**GIVEN RECORDS**

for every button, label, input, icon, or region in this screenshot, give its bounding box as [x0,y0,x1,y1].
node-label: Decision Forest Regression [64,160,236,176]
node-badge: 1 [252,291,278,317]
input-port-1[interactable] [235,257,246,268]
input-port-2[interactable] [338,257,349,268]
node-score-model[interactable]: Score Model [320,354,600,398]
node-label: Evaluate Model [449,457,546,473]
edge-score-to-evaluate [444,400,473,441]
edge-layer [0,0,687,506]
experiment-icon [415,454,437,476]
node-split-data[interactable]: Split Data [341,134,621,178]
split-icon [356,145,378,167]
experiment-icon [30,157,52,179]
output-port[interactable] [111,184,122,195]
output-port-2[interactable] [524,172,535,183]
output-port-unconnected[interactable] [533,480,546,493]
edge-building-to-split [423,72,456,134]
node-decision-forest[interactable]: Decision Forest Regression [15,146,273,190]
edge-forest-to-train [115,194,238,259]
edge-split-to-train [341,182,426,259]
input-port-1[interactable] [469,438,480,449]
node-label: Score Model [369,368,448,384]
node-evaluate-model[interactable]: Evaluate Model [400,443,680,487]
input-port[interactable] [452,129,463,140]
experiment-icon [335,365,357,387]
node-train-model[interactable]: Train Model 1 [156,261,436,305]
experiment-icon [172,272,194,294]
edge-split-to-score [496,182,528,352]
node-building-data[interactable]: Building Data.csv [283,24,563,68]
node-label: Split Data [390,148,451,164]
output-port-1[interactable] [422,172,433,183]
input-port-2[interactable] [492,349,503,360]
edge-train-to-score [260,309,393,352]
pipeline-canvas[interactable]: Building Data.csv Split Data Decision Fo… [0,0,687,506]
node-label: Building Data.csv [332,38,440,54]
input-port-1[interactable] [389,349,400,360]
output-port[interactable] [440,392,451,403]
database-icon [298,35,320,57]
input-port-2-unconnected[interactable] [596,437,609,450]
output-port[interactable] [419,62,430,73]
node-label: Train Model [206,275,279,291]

**DO THIS**
Please quote the rows above verbatim, starting at the first row and ending at the one that contains "experiment-icon [415,454,437,476]".

**ANSWER TO THE EXERCISE**
for every button, label, input, icon, or region in this screenshot, give its bounding box as [x0,y0,x1,y1].
node-label: Decision Forest Regression [64,160,236,176]
node-badge: 1 [252,291,278,317]
input-port-1[interactable] [235,257,246,268]
input-port-2[interactable] [338,257,349,268]
node-score-model[interactable]: Score Model [320,354,600,398]
node-label: Evaluate Model [449,457,546,473]
edge-score-to-evaluate [444,400,473,441]
edge-layer [0,0,687,506]
experiment-icon [415,454,437,476]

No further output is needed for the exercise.